■ **Given request**
Count the lines in the data below that contain the string "deve", with case counting, and reply with only the number.

■ **Entries**

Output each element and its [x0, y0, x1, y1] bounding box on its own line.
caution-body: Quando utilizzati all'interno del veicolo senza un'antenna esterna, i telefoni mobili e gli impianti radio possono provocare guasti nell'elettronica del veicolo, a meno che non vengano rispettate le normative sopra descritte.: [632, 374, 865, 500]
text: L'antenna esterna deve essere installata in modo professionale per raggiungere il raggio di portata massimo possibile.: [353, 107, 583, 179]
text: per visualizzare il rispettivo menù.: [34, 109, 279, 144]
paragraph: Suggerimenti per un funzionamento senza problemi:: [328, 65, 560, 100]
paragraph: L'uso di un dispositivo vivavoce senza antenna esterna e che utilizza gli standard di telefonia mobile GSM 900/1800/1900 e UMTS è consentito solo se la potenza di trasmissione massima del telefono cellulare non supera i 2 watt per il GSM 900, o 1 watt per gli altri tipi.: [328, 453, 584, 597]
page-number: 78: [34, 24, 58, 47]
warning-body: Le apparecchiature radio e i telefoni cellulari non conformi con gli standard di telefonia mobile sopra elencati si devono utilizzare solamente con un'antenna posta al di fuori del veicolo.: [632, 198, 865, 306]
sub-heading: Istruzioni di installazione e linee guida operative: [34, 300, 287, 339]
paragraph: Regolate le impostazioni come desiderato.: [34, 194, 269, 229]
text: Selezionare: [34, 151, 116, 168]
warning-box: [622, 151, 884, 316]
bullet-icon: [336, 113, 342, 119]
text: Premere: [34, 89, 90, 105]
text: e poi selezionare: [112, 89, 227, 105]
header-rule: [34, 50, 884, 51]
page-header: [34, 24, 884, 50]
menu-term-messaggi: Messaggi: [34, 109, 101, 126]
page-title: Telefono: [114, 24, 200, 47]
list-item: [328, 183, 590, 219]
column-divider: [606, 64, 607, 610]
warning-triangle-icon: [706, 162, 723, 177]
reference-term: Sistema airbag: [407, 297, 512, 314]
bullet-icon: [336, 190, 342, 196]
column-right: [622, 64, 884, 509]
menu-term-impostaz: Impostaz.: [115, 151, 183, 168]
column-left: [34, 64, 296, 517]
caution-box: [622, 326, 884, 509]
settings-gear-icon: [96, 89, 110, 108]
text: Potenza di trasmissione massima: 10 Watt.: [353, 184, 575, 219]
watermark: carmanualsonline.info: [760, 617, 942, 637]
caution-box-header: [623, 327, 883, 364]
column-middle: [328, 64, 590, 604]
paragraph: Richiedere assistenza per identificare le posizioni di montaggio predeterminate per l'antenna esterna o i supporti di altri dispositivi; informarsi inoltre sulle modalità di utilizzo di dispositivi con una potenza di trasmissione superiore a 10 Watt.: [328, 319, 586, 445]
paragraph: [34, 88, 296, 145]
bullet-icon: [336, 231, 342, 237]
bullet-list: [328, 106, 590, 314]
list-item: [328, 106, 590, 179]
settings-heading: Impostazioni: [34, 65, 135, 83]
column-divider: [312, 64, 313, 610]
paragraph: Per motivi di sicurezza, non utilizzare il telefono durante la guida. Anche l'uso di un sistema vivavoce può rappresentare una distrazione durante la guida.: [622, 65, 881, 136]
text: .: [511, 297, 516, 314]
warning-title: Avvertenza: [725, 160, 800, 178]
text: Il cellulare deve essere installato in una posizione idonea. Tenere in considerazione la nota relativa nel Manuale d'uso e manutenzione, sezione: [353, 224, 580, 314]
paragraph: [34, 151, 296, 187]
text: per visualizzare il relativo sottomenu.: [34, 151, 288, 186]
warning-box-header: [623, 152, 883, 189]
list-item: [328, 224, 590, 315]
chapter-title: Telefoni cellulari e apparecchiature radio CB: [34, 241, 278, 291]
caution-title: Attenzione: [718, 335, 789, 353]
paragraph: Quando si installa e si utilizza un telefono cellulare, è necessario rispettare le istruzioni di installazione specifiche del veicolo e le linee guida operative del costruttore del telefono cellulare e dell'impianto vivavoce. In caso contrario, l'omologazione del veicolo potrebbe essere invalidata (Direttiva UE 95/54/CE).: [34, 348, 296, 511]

■ **Expected answer**
2